Start

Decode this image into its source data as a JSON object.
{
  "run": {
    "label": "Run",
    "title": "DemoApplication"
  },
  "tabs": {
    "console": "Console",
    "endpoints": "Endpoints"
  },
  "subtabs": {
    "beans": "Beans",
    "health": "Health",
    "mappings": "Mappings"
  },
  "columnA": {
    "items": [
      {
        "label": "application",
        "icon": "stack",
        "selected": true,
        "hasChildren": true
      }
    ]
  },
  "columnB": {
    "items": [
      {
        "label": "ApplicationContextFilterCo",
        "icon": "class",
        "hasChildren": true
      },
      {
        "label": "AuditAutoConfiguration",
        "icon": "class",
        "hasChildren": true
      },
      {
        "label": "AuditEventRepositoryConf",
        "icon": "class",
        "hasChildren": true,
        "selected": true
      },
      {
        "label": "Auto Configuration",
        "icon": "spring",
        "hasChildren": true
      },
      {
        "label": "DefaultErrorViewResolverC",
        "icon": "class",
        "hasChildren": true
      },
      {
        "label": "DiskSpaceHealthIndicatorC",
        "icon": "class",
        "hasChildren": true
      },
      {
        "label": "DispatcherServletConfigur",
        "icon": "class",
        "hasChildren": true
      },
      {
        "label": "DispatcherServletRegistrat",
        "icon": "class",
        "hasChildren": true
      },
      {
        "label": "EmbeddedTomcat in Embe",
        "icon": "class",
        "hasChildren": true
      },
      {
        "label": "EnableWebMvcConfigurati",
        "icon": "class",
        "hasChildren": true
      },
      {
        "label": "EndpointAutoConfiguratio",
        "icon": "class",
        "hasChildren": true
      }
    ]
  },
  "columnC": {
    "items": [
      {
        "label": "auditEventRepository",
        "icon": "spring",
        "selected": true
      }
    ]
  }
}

End

* Problem description *
Every entry should be printed again exactly as it stands.

* The output *
Decode this image into its source data as a JSON object.
{
  "run": {
    "label": "Run",
    "title": "DemoApplication"
  },
  "tabs": {
    "console": "Console",
    "endpoints": "Endpoints"
  },
  "subtabs": {
    "beans": "Beans",
    "health": "Health",
    "mappings": "Mappings"
  },
  "columnA": {
    "items": [
      {
        "label": "application",
        "icon": "stack",
        "selected": true,
        "hasChildren": true
      }
    ]
  },
  "columnB": {
    "items": [
      {
        "label": "ApplicationContextFilterCo",
        "icon": "class",
        "hasChildren": true
      },
      {
        "label": "AuditAutoConfiguration",
        "icon": "class",
        "hasChildren": true
      },
      {
        "label": "AuditEventRepositoryConf",
        "icon": "class",
        "hasChildren": true,
        "selected": true
      },
      {
        "label": "Auto Configuration",
        "icon": "spring",
        "hasChildren": true
      },
      {
        "label": "DefaultErrorViewResolverC",
        "icon": "class",
        "hasChildren": true
      },
      {
        "label": "DiskSpaceHealthIndicatorC",
        "icon": "class",
        "hasChildren": true
      },
      {
        "label": "DispatcherServletConfigur",
        "icon": "class",
        "hasChildren": true
      },
      {
        "label": "DispatcherServletRegistrat",
        "icon": "class",
        "hasChildren": true
      },
      {
        "label": "EmbeddedTomcat in Embe",
        "icon": "class",
        "hasChildren": true
      },
      {
        "label": "EnableWebMvcConfigurati",
        "icon": "class",
        "hasChildren": true
      },
      {
        "label": "EndpointAutoConfiguratio",
        "icon": "class",
        "hasChildren": true
      }
    ]
  },
  "columnC": {
    "items": [
      {
        "label": "auditEventRepository",
        "icon": "spring",
        "selected": true
      }
    ]
  }
}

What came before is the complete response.